━━━━━ Document passage ━━━━━

- Developer: Apache Software Foundation
- Stable release: 14 / March 9, 2026; 0 days ago
- Written in: Java
- Operating system: Cross-platform
- Type: Web application framework
- License: Apache License 2.0
- Website: sling.apache.org
- Repository: Sling Repository

= Apache Sling =

Java web framework

Apache Sling is an open source Web framework for the Java platform designed to create content-centric applications on top of a JSR-170-compliant (a.k.a. JCR) content repository such as Apache Jackrabbit. Apache Sling allows developers to deploy their application components as OSGi bundles or as scripts and templates in the content repository. Supported scripting languages are JSP, server-side JavaScript, Ruby, Velocity. The goal of Apache Sling is to expose content in the content repository as HTTP resources, fostering a RESTful style of application architecture.

━━━━━ Data under study ━━━━━

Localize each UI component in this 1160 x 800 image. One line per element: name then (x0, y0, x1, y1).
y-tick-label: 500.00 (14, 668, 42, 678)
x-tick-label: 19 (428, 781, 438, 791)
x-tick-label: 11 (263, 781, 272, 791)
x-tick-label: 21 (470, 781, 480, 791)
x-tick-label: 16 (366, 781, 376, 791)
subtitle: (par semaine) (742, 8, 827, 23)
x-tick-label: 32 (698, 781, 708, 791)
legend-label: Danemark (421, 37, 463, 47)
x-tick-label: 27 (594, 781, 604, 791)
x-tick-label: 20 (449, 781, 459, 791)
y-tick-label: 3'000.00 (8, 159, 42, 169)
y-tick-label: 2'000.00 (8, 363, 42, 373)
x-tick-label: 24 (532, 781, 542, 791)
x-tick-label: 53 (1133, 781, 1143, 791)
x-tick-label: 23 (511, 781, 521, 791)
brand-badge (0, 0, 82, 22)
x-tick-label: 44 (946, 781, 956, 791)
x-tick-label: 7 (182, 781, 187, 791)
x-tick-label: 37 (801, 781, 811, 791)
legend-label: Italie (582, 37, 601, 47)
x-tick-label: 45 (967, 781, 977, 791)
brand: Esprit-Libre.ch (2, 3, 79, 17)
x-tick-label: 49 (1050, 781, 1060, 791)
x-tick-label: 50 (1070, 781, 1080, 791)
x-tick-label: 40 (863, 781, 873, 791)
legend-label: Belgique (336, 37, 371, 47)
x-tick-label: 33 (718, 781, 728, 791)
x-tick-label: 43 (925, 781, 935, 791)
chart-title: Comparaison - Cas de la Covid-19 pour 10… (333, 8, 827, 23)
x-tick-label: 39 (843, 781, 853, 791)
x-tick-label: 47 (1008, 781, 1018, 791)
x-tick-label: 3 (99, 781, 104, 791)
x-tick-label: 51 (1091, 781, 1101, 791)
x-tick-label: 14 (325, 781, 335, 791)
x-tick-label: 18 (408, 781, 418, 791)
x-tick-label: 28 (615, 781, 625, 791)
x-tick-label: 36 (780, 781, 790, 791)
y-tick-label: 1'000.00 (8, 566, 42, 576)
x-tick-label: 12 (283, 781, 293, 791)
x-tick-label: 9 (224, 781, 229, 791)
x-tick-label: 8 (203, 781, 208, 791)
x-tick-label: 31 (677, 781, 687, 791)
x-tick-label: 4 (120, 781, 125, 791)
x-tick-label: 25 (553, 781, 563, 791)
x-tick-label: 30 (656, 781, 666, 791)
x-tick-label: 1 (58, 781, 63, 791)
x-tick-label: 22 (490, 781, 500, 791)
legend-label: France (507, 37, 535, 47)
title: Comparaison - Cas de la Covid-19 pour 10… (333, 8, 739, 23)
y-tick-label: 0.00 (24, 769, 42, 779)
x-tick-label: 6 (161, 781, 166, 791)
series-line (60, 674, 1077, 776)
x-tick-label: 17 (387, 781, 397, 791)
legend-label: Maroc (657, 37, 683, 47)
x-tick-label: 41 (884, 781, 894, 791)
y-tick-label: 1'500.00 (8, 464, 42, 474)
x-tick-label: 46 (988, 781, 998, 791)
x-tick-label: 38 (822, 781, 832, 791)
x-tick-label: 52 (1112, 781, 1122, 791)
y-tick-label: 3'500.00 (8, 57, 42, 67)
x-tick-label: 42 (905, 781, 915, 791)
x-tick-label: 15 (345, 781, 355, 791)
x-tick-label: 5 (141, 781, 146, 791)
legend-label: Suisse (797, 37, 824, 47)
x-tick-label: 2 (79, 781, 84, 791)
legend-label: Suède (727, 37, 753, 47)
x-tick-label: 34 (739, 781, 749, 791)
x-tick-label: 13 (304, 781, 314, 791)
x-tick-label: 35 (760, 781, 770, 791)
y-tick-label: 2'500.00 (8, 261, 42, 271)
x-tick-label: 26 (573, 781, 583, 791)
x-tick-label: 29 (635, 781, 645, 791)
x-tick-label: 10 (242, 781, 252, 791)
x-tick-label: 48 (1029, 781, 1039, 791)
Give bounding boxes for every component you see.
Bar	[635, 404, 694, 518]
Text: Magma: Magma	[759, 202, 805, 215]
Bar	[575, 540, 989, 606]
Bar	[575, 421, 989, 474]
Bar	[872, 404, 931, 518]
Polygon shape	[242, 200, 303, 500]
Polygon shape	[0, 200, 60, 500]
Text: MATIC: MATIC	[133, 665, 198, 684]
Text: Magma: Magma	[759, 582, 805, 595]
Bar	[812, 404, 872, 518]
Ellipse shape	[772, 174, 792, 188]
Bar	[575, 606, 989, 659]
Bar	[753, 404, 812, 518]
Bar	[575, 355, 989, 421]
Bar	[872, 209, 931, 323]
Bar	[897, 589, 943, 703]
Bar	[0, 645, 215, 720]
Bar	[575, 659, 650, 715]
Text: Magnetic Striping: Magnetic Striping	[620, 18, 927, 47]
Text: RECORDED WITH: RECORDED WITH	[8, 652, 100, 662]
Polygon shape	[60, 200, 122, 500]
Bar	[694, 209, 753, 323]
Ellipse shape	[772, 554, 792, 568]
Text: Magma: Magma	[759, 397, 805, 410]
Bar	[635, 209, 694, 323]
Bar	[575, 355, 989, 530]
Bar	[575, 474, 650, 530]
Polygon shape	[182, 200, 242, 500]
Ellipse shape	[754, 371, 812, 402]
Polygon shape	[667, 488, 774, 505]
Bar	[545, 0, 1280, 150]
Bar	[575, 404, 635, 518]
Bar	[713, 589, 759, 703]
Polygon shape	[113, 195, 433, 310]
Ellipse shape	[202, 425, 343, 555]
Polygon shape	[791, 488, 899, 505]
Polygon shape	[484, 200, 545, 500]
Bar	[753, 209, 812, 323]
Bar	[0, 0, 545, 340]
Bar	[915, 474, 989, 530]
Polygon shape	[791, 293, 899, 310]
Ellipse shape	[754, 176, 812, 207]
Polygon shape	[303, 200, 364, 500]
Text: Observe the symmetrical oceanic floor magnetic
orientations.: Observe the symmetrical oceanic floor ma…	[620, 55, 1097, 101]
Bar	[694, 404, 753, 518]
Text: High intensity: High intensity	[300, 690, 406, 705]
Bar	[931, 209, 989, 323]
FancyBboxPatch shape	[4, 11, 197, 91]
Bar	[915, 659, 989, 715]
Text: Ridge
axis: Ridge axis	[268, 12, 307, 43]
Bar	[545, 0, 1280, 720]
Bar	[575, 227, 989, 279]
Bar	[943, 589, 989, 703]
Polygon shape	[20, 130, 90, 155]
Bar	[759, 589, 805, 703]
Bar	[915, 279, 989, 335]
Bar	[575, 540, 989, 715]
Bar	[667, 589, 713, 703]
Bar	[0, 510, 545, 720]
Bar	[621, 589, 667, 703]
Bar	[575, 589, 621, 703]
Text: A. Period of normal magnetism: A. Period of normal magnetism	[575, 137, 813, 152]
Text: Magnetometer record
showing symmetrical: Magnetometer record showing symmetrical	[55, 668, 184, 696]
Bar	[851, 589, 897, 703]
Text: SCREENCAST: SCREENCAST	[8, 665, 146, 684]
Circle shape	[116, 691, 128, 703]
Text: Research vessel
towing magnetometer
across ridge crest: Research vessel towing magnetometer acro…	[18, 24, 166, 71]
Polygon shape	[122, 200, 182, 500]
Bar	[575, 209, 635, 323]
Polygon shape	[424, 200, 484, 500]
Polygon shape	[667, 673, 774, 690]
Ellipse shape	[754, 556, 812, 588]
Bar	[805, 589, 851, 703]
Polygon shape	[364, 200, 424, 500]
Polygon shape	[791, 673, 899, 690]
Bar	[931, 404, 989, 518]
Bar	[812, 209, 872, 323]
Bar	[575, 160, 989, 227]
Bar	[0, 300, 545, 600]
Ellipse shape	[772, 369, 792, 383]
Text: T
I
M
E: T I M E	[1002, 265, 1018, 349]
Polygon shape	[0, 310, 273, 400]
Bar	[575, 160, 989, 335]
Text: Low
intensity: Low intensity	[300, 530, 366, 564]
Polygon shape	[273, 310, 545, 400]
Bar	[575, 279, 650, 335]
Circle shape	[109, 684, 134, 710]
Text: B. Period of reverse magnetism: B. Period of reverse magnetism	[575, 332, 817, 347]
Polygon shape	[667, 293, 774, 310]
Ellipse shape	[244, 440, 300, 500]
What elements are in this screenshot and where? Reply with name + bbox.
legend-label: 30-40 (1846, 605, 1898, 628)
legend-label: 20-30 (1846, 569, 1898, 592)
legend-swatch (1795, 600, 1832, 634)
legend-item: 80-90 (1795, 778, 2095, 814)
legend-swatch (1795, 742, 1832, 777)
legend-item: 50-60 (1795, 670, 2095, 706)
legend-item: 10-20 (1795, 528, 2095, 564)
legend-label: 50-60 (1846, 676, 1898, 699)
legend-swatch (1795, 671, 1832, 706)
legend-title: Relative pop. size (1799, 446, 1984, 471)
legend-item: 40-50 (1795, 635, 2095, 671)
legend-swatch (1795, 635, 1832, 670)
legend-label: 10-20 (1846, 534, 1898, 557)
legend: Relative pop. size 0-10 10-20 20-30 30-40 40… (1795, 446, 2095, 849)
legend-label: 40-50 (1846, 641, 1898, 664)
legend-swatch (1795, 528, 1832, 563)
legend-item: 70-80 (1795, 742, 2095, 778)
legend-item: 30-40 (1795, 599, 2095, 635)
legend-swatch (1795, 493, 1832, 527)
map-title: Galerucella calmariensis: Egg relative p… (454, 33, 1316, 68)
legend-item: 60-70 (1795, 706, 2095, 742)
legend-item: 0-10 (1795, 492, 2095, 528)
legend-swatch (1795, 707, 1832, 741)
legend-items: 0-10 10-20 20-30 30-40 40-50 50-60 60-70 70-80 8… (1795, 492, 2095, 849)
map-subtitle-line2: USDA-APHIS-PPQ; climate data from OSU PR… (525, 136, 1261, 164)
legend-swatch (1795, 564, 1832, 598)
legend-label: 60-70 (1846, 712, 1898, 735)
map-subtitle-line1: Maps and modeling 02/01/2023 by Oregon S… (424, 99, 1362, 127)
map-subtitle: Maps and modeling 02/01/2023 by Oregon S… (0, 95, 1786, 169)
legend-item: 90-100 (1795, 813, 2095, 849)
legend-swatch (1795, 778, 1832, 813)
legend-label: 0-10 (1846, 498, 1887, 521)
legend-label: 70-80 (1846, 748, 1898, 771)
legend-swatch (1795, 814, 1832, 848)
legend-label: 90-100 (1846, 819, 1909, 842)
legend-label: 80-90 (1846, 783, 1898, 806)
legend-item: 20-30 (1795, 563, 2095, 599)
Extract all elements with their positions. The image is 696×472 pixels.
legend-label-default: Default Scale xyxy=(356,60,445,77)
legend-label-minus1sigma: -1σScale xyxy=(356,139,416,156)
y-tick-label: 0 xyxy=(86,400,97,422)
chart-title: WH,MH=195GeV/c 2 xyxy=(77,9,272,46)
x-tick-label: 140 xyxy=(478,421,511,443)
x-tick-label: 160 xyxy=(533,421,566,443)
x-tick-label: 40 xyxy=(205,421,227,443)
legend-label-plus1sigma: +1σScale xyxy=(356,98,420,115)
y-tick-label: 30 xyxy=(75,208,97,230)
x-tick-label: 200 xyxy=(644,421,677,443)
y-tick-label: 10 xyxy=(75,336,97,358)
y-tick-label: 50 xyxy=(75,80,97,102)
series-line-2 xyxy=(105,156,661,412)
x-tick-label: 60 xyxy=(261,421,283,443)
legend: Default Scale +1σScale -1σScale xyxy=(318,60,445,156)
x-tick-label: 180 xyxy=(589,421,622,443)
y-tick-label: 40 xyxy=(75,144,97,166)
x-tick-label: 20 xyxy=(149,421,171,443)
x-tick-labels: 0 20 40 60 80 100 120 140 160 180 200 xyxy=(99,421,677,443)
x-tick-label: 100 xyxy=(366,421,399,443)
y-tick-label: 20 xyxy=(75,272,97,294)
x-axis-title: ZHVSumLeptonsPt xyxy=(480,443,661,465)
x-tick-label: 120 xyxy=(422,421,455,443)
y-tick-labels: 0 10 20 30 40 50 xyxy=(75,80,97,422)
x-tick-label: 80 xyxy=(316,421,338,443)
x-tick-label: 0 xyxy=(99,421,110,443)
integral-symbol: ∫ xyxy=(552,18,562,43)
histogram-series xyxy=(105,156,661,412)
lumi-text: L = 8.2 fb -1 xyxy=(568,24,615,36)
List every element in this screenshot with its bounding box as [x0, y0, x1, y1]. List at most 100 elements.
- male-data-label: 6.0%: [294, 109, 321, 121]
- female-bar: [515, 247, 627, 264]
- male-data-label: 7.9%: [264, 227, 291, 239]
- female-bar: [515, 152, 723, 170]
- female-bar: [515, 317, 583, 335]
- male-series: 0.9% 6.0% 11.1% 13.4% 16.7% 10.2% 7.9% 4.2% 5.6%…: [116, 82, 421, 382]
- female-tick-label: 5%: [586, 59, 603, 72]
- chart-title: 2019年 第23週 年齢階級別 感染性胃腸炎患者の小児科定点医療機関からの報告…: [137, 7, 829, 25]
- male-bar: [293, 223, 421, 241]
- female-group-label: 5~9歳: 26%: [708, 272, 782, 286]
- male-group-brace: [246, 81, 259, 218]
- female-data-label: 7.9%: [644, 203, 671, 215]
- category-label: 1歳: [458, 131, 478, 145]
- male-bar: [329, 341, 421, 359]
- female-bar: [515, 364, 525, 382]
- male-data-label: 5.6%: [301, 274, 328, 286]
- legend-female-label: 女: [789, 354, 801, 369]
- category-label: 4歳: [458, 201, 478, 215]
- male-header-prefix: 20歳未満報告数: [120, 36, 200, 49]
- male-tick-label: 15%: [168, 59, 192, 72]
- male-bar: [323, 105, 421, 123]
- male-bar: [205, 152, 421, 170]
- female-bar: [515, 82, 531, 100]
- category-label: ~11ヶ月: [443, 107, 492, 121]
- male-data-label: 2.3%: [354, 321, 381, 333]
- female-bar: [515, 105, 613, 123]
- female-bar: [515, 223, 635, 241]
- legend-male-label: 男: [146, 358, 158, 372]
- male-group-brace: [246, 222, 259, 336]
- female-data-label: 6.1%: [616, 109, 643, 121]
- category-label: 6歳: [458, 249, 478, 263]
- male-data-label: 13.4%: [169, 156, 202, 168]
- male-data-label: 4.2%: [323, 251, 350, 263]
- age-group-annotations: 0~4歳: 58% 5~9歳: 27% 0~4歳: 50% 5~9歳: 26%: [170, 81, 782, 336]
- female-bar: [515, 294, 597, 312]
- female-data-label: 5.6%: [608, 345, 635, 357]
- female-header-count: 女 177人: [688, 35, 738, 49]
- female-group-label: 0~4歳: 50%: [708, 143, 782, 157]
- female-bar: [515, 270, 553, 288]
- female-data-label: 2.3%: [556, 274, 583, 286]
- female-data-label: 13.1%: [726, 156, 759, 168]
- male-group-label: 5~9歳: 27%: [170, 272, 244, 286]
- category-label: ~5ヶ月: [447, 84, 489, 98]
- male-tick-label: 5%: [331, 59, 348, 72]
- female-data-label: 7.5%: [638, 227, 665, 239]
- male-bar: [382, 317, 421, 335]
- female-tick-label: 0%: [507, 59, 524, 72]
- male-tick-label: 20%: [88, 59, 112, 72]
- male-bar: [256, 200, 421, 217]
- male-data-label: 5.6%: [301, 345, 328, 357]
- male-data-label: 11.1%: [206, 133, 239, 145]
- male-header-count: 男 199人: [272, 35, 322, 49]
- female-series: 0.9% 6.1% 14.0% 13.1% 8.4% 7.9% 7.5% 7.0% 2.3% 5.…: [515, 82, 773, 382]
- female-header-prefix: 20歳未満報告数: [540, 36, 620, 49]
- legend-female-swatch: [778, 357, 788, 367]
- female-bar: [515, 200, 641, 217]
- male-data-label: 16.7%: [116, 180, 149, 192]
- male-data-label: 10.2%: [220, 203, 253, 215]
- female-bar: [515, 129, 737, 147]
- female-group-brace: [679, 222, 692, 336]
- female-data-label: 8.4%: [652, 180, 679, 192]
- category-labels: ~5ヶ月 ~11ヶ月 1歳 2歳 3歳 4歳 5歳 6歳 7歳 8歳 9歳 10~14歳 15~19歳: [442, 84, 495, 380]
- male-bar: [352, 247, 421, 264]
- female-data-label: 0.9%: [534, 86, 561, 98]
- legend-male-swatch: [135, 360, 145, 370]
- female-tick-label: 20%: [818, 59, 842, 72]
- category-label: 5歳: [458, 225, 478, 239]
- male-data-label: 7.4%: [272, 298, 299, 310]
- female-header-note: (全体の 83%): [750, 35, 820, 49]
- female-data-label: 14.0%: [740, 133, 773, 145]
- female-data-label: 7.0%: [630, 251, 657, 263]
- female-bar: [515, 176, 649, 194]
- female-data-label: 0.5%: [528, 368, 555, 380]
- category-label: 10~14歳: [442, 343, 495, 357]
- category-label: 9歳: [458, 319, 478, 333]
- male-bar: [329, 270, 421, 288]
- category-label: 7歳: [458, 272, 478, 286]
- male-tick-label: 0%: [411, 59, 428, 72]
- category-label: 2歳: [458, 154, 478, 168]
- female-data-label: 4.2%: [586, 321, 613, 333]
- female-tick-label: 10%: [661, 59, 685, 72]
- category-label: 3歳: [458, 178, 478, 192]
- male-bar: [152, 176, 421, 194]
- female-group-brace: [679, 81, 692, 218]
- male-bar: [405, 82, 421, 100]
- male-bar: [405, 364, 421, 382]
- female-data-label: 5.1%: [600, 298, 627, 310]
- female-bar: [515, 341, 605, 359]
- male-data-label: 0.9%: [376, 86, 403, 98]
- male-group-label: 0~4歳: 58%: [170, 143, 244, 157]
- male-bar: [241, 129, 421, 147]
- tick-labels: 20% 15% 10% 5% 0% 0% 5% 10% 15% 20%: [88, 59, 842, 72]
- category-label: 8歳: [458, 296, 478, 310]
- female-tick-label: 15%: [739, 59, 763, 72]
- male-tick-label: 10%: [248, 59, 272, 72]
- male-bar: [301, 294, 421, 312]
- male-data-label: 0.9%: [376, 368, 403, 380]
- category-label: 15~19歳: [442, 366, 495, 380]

━━━━━

Continue the Apache Sling article from where it stops.

**Output for this task**
Sling is different from many other Web application frameworks in the
sense that it truly focuses on the web aspect of the "web application" development and
through its development paradigm suggests an intuitive RESTful
development of a true web application.
Other frameworks focus more on the application development and therefore are ideal extensions to Sling.

The Sling project was started on August 27, 2007, when Day Software proposed to donate the source base of its internal web framework powering the Day Communiqué WCM to the Apache Software Foundation. The project was accepted to the Apache Incubator with Apache Jackrabbit being the sponsoring project. On June 18, 2009 the project graduated as an Apache top-level project.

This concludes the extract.